Dataset records -
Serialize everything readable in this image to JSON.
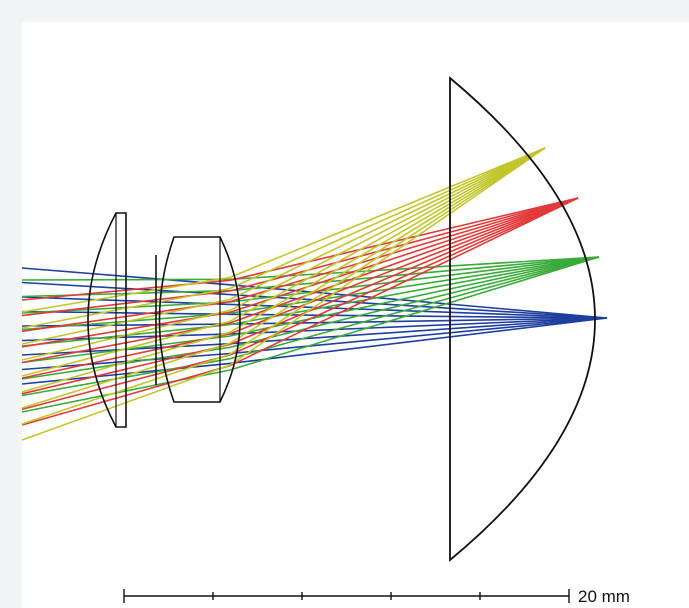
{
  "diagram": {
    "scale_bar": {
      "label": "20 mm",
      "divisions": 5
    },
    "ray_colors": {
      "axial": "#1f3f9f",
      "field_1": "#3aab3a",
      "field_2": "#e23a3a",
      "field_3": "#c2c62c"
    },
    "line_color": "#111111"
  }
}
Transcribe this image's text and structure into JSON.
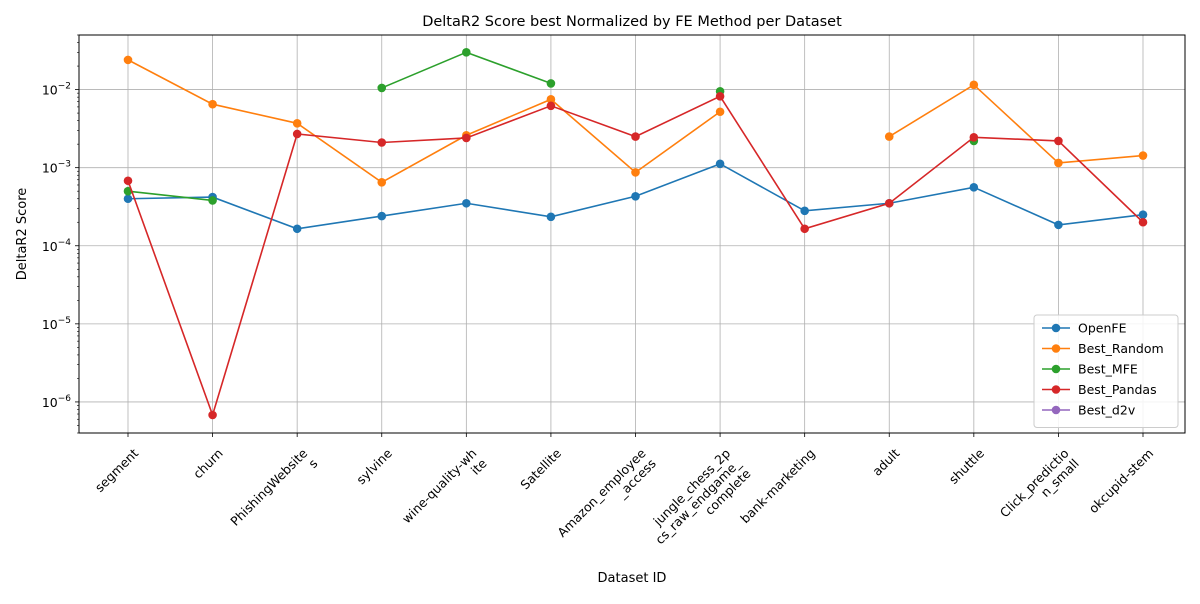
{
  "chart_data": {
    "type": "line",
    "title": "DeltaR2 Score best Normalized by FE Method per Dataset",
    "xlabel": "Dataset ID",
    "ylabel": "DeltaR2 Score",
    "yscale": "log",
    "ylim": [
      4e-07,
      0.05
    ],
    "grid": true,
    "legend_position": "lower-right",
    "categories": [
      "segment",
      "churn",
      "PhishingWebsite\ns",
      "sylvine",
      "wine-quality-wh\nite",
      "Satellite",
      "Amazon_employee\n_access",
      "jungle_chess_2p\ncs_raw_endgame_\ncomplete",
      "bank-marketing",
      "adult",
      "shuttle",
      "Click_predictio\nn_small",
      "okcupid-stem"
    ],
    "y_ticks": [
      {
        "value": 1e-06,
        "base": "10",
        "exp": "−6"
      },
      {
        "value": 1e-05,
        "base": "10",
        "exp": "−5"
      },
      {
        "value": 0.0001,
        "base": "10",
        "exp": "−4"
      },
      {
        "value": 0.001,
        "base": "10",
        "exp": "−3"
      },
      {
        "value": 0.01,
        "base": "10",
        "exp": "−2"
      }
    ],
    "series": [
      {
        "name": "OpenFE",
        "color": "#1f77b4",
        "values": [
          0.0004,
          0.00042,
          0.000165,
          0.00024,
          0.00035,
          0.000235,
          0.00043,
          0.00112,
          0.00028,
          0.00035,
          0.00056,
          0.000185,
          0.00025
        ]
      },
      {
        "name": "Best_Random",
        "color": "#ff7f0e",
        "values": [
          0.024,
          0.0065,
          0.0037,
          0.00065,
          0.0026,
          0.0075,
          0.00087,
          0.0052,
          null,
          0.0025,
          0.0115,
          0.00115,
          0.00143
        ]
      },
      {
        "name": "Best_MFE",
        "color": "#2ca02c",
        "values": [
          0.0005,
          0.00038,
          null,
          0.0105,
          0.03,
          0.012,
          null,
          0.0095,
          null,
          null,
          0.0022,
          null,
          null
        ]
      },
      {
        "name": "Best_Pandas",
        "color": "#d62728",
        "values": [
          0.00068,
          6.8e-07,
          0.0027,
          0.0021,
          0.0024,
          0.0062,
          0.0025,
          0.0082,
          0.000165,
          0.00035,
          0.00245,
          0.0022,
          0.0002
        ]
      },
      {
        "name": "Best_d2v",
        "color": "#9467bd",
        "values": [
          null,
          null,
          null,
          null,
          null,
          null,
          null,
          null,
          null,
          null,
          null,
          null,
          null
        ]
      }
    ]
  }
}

The task -
In the material above, find the lines that contain "this" and show them.

Task output -
Serialize everything readable in this image to JSON.
Transcribe this image's text and structure into JSON.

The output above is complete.